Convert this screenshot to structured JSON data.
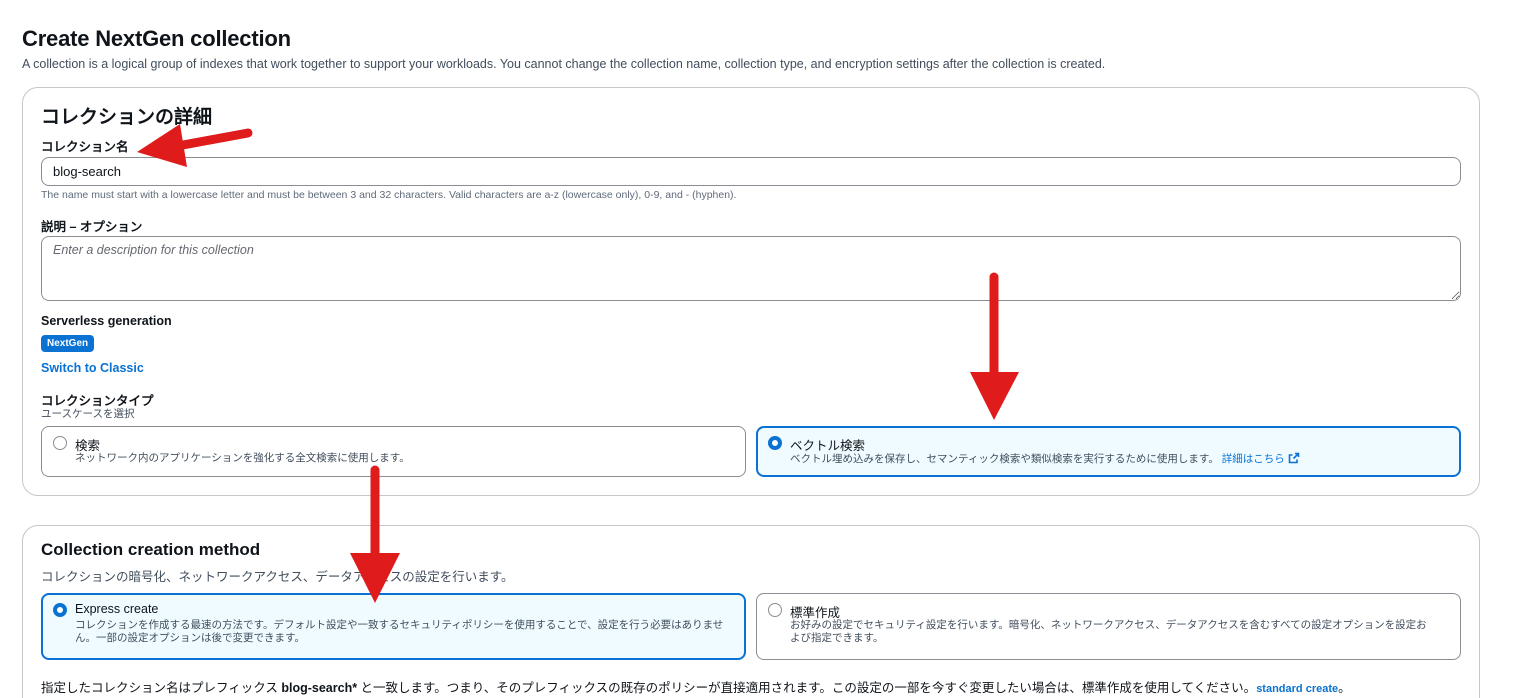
{
  "page": {
    "title": "Create NextGen collection",
    "description": "A collection is a logical group of indexes that work together to support your workloads. You cannot change the collection name, collection type, and encryption settings after the collection is created."
  },
  "details": {
    "title": "コレクションの詳細",
    "name_label": "コレクション名",
    "name_value": "blog-search",
    "name_hint": "The name must start with a lowercase letter and must be between 3 and 32 characters. Valid characters are a-z (lowercase only), 0-9, and - (hyphen).",
    "desc_label": "説明 – オプション",
    "desc_placeholder": "Enter a description for this collection",
    "generation_label": "Serverless generation",
    "generation_badge": "NextGen",
    "switch_link": "Switch to Classic",
    "type_label": "コレクションタイプ",
    "type_hint": "ユースケースを選択",
    "type_options": [
      {
        "title": "検索",
        "desc": "ネットワーク内のアプリケーションを強化する全文検索に使用します。",
        "selected": false
      },
      {
        "title": "ベクトル検索",
        "desc": "ベクトル埋め込みを保存し、セマンティック検索や類似検索を実行するために使用します。",
        "link": "詳細はこちら",
        "link_icon": "external-link-icon",
        "selected": true
      }
    ]
  },
  "method": {
    "title": "Collection creation method",
    "subtitle": "コレクションの暗号化、ネットワークアクセス、データアクセスの設定を行います。",
    "options": [
      {
        "title": "Express create",
        "desc_line1": "コレクションを作成する最速の方法です。デフォルト設定や一致するセキュリティポリシーを使用することで、設定を行う必要はありませ",
        "desc_line2": "ん。一部の設定オプションは後で変更できます。",
        "selected": true
      },
      {
        "title": "標準作成",
        "desc_line1": "お好みの設定でセキュリティ設定を行います。暗号化、ネットワークアクセス、データアクセスを含むすべての設定オプションを設定お",
        "desc_line2": "よび指定できます。",
        "selected": false
      }
    ],
    "note_before": "指定したコレクション名はプレフィックス ",
    "note_bold": "blog-search*",
    "note_after": " と一致します。つまり、そのプレフィックスの既存のポリシーが直接適用されます。この設定の一部を今すぐ変更したい場合は、標準作成を使用してください。",
    "note_link": "standard create",
    "note_end": "。"
  },
  "colors": {
    "accent": "#0972d3",
    "annotation_arrow": "#e01b1b",
    "selected_bg": "#f0fbff"
  }
}
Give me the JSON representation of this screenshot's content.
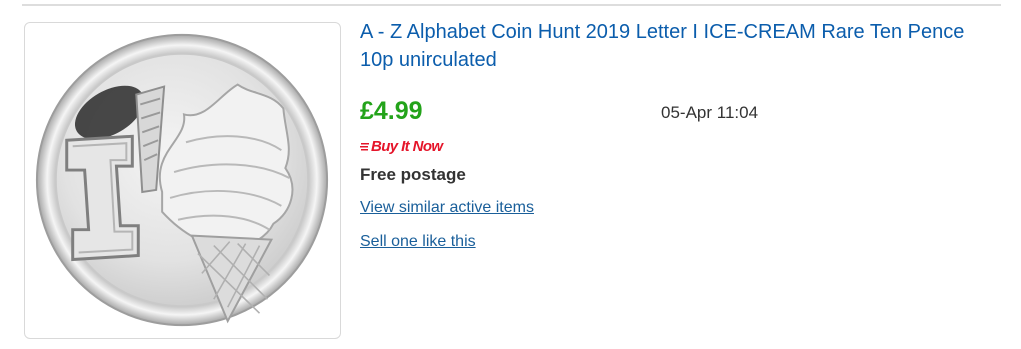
{
  "listing": {
    "title": "A - Z Alphabet Coin Hunt 2019 Letter I ICE-CREAM Rare Ten Pence 10p unirculated",
    "price": "£4.99",
    "time_left": "05-Apr 11:04",
    "format_badge": "Buy It Now",
    "shipping": "Free postage",
    "similar_link": "View similar active items",
    "sell_link": "Sell one like this",
    "image_icon": "coin-ice-cream-letter-i"
  },
  "colors": {
    "title": "#0b5dac",
    "price": "#23a31a",
    "badge": "#e5152a",
    "link": "#1a5f9a",
    "divider": "#dddddd"
  }
}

☆ ☆ ☆ ☆

> The task: Reproduce every line above as written, skipping pictures.

> Written response:
Convert this screenshot to structured JSON data.
{
  "page": {
    "title": "Create NextGen collection",
    "description": "A collection is a logical group of indexes that work together to support your workloads. You cannot change the collection name, collection type, and encryption settings after the collection is created."
  },
  "details": {
    "title": "コレクションの詳細",
    "name_label": "コレクション名",
    "name_value": "blog-search",
    "name_hint": "The name must start with a lowercase letter and must be between 3 and 32 characters. Valid characters are a-z (lowercase only), 0-9, and - (hyphen).",
    "desc_label": "説明 – オプション",
    "desc_placeholder": "Enter a description for this collection",
    "generation_label": "Serverless generation",
    "generation_badge": "NextGen",
    "switch_link": "Switch to Classic",
    "type_label": "コレクションタイプ",
    "type_hint": "ユースケースを選択",
    "type_options": [
      {
        "title": "検索",
        "desc": "ネットワーク内のアプリケーションを強化する全文検索に使用します。",
        "selected": false
      },
      {
        "title": "ベクトル検索",
        "desc": "ベクトル埋め込みを保存し、セマンティック検索や類似検索を実行するために使用します。",
        "link": "詳細はこちら",
        "link_icon": "external-link-icon",
        "selected": true
      }
    ]
  },
  "method": {
    "title": "Collection creation method",
    "subtitle": "コレクションの暗号化、ネットワークアクセス、データアクセスの設定を行います。",
    "options": [
      {
        "title": "Express create",
        "desc_line1": "コレクションを作成する最速の方法です。デフォルト設定や一致するセキュリティポリシーを使用することで、設定を行う必要はありませ",
        "desc_line2": "ん。一部の設定オプションは後で変更できます。",
        "selected": true
      },
      {
        "title": "標準作成",
        "desc_line1": "お好みの設定でセキュリティ設定を行います。暗号化、ネットワークアクセス、データアクセスを含むすべての設定オプションを設定お",
        "desc_line2": "よび指定できます。",
        "selected": false
      }
    ],
    "note_before": "指定したコレクション名はプレフィックス ",
    "note_bold": "blog-search*",
    "note_after": " と一致します。つまり、そのプレフィックスの既存のポリシーが直接適用されます。この設定の一部を今すぐ変更したい場合は、標準作成を使用してください。",
    "note_link": "standard create",
    "note_end": "。"
  },
  "colors": {
    "accent": "#0972d3",
    "annotation_arrow": "#e01b1b",
    "selected_bg": "#f0fbff"
  }
}
Give me the JSON representation of this screenshot's content.
{
  "listing": {
    "title": "A - Z Alphabet Coin Hunt 2019 Letter I ICE-CREAM Rare Ten Pence 10p unirculated",
    "price": "£4.99",
    "time_left": "05-Apr 11:04",
    "format_badge": "Buy It Now",
    "shipping": "Free postage",
    "similar_link": "View similar active items",
    "sell_link": "Sell one like this",
    "image_icon": "coin-ice-cream-letter-i"
  },
  "colors": {
    "title": "#0b5dac",
    "price": "#23a31a",
    "badge": "#e5152a",
    "link": "#1a5f9a",
    "divider": "#dddddd"
  }
}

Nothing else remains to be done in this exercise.